Figure content listings:
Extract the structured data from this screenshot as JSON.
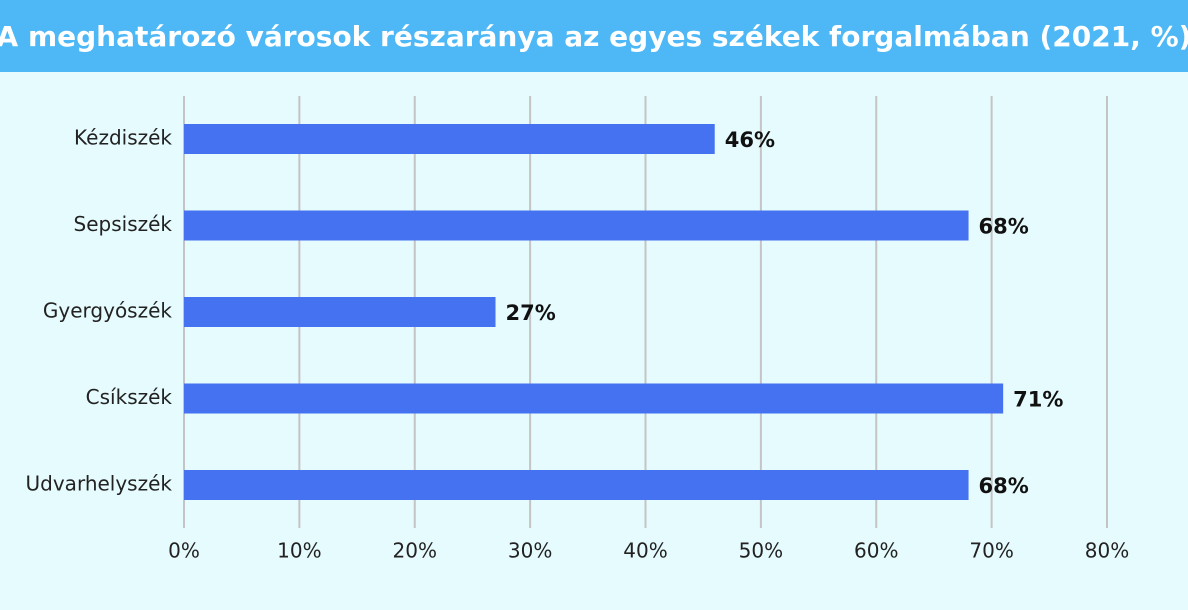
{
  "chart_data": {
    "type": "bar",
    "orientation": "horizontal",
    "title": "A meghatározó városok részaránya az egyes székek forgalmában (2021, %)",
    "categories": [
      "Kézdiszék",
      "Sepsiszék",
      "Gyergyószék",
      "Csíkszék",
      "Udvarhelyszék"
    ],
    "values": [
      46,
      68,
      27,
      71,
      68
    ],
    "value_labels": [
      "46%",
      "68%",
      "27%",
      "71%",
      "68%"
    ],
    "color": "#4472f0",
    "xlim": [
      0,
      80
    ],
    "xticks": [
      {
        "value": 0,
        "label": "0%"
      },
      {
        "value": 10,
        "label": "10%"
      },
      {
        "value": 20,
        "label": "20%"
      },
      {
        "value": 30,
        "label": "30%"
      },
      {
        "value": 40,
        "label": "40%"
      },
      {
        "value": 50,
        "label": "50%"
      },
      {
        "value": 60,
        "label": "60%"
      },
      {
        "value": 70,
        "label": "70%"
      },
      {
        "value": 80,
        "label": "80%"
      }
    ],
    "grid": true
  }
}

▶ [PROBLEM]: Every record is to be reproduced exactly, with no pictures included.

▶ [EXERCISE SOLUTION]:
Extract the structured data from this screenshot as JSON.
{
  "chart_data": {
    "type": "bar",
    "orientation": "horizontal",
    "title": "A meghatározó városok részaránya az egyes székek forgalmában (2021, %)",
    "categories": [
      "Kézdiszék",
      "Sepsiszék",
      "Gyergyószék",
      "Csíkszék",
      "Udvarhelyszék"
    ],
    "values": [
      46,
      68,
      27,
      71,
      68
    ],
    "value_labels": [
      "46%",
      "68%",
      "27%",
      "71%",
      "68%"
    ],
    "color": "#4472f0",
    "xlim": [
      0,
      80
    ],
    "xticks": [
      {
        "value": 0,
        "label": "0%"
      },
      {
        "value": 10,
        "label": "10%"
      },
      {
        "value": 20,
        "label": "20%"
      },
      {
        "value": 30,
        "label": "30%"
      },
      {
        "value": 40,
        "label": "40%"
      },
      {
        "value": 50,
        "label": "50%"
      },
      {
        "value": 60,
        "label": "60%"
      },
      {
        "value": 70,
        "label": "70%"
      },
      {
        "value": 80,
        "label": "80%"
      }
    ],
    "grid": true
  }
}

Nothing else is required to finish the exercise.